** Exercise details **
Filter the entries, keeping every line with the word "Giacomo".

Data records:
☆ ☆ ☆ ☆ ☆

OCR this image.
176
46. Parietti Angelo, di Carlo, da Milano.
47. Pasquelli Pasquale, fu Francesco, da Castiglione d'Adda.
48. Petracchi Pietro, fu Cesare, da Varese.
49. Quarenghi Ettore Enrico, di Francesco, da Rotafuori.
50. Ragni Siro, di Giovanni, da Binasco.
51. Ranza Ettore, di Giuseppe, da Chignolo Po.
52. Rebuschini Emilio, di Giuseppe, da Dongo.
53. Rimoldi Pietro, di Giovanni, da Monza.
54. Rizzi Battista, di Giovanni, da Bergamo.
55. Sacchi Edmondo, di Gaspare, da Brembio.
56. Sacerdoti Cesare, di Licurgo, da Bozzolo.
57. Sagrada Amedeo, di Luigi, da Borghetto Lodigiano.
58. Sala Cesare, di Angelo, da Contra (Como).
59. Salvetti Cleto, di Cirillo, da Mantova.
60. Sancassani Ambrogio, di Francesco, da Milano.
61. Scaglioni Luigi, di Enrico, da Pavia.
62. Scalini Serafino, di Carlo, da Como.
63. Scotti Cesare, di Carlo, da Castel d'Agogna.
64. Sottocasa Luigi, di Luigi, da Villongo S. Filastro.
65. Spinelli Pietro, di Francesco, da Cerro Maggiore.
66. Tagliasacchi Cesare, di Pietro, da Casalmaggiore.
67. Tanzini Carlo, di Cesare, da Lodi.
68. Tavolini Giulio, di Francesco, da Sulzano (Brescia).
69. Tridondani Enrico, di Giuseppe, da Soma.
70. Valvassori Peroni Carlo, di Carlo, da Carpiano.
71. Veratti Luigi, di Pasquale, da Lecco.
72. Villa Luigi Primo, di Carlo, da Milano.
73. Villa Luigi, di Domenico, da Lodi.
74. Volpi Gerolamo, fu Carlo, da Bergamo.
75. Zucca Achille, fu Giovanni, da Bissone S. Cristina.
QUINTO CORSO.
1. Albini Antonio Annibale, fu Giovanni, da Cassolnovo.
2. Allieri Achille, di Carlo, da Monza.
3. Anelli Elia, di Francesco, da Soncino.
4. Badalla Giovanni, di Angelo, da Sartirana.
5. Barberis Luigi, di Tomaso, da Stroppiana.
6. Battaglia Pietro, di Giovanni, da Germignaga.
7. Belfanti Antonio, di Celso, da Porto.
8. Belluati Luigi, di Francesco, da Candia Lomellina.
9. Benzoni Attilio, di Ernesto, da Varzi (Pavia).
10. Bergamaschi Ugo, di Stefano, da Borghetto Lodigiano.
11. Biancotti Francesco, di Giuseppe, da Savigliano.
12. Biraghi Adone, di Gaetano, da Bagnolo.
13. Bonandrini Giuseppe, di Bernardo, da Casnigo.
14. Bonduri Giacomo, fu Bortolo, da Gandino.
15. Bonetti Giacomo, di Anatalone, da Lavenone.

☆ ☆ ☆ ☆ ☆

** Complete output **
14. Bonduri Giacomo, fu Bortolo, da Gandino.
15. Bonetti Giacomo, di Anatalone, da Lavenone.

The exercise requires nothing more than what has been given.